_Brief_
Look through the entries. Copy each line that has the word "ylabel".

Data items
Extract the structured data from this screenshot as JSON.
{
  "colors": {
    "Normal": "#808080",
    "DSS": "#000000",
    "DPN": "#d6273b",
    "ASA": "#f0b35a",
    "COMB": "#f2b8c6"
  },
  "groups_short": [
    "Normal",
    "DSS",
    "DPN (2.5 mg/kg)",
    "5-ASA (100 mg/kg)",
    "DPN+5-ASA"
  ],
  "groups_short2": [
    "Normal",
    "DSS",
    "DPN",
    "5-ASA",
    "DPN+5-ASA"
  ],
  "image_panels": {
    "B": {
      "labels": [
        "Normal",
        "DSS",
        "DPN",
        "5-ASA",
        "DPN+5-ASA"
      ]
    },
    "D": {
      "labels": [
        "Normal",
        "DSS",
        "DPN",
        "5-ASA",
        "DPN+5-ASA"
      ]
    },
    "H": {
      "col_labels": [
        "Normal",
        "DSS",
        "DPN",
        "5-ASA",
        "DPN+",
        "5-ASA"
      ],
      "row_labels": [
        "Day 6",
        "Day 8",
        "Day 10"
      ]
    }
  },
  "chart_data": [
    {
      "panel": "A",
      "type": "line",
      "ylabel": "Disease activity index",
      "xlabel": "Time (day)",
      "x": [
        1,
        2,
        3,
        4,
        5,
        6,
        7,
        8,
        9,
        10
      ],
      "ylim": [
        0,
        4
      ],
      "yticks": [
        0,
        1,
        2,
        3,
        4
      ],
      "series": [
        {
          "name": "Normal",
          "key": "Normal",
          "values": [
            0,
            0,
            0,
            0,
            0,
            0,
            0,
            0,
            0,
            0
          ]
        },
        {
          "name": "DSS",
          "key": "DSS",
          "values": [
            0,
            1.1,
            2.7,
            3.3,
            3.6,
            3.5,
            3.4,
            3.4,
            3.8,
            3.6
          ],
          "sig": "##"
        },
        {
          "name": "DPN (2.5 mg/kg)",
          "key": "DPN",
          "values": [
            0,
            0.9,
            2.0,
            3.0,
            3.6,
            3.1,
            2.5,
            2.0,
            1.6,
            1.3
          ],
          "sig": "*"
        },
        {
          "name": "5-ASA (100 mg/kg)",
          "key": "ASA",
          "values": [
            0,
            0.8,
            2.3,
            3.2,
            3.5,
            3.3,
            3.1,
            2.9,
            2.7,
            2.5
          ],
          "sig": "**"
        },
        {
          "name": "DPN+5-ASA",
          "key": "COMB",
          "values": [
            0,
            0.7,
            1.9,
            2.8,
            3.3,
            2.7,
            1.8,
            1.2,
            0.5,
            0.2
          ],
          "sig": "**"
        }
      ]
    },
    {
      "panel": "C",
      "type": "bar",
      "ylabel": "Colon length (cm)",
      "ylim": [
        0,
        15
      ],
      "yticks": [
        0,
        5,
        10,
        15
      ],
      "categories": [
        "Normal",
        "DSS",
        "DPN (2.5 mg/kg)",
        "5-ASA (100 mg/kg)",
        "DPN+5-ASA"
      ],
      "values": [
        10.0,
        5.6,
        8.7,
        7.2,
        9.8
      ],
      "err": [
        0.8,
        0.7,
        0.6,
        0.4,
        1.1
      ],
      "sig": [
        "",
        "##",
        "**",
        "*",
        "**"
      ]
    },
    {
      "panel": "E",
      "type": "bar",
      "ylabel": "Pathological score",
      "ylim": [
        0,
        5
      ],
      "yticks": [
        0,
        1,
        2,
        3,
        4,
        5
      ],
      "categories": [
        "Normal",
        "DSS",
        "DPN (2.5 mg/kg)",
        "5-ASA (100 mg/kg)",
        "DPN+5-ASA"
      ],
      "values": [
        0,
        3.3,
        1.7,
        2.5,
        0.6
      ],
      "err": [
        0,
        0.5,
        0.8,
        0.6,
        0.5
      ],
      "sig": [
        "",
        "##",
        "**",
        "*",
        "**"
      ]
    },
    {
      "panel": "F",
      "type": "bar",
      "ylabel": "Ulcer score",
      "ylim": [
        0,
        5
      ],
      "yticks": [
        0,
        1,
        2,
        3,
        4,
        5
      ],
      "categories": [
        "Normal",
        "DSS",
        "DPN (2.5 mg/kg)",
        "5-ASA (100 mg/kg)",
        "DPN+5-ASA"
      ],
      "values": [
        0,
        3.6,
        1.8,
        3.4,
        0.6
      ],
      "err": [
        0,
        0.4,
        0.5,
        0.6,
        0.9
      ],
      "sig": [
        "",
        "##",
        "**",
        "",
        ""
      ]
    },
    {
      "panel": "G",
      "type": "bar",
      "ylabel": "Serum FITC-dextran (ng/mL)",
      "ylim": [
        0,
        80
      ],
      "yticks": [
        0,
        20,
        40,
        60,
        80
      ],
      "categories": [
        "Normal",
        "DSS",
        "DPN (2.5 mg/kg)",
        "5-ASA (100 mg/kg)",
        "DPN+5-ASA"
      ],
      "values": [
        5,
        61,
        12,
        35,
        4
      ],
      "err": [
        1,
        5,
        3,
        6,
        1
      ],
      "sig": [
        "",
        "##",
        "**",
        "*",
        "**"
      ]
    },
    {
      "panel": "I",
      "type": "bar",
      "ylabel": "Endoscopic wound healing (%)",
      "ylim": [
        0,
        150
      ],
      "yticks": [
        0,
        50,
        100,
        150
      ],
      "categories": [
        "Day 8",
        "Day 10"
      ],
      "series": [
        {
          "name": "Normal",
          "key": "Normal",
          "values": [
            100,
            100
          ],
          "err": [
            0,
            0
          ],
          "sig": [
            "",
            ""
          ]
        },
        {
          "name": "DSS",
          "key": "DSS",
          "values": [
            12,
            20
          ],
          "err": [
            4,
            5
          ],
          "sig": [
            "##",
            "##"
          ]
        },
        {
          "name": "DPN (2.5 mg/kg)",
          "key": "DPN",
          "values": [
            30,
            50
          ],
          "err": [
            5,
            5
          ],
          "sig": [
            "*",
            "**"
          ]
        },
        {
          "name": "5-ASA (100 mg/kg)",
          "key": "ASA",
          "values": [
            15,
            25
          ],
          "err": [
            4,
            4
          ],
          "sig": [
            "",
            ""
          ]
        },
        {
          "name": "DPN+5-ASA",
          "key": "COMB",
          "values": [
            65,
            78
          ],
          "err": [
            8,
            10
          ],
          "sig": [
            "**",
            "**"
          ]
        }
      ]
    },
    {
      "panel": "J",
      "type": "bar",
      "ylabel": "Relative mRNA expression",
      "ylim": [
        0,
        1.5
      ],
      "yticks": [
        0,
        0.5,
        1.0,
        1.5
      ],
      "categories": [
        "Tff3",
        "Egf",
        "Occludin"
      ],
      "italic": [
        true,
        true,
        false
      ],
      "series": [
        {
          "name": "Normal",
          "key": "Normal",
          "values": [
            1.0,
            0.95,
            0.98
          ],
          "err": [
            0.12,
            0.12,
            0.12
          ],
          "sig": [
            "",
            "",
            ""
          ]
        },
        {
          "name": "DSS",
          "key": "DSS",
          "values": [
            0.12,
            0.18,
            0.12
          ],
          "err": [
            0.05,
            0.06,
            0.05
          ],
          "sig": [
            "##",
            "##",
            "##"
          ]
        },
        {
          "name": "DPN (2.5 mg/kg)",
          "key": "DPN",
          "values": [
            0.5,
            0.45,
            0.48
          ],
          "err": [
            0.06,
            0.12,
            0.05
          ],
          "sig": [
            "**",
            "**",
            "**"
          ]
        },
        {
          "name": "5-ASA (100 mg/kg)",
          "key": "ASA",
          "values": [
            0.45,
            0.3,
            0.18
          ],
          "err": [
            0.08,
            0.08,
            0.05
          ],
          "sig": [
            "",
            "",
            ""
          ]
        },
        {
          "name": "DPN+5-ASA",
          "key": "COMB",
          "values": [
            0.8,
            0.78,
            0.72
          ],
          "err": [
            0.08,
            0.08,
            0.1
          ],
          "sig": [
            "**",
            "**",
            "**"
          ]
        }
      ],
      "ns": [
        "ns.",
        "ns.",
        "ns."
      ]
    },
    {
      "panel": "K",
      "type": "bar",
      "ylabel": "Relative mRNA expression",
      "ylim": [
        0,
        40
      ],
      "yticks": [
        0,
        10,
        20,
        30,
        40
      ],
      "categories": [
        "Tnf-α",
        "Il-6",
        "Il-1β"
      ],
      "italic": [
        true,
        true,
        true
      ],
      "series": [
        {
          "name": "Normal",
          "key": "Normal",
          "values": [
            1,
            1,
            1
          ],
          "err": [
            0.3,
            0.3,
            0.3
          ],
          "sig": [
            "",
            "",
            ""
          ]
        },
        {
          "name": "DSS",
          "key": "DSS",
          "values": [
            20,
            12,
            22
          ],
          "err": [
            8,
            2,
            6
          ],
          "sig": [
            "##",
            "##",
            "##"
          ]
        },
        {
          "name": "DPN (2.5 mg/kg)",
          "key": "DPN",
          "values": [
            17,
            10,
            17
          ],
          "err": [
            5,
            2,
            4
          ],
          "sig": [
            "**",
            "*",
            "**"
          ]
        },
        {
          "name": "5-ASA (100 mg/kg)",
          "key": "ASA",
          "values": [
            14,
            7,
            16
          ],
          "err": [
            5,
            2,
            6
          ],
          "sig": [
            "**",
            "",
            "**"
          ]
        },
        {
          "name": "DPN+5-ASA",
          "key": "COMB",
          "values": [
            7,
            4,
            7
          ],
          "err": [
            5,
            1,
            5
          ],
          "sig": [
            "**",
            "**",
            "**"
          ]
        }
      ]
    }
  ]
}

_Answer section_
      "ylabel": "Disease activity index",
      "ylabel": "Colon length (cm)",
      "ylabel": "Pathological score",
      "ylabel": "Ulcer score",
      "ylabel": "Serum FITC-dextran (ng/mL)",
      "ylabel": "Endoscopic wound healing (%)",
      "ylabel": "Relative mRNA expression",
      "ylabel": "Relative mRNA expression",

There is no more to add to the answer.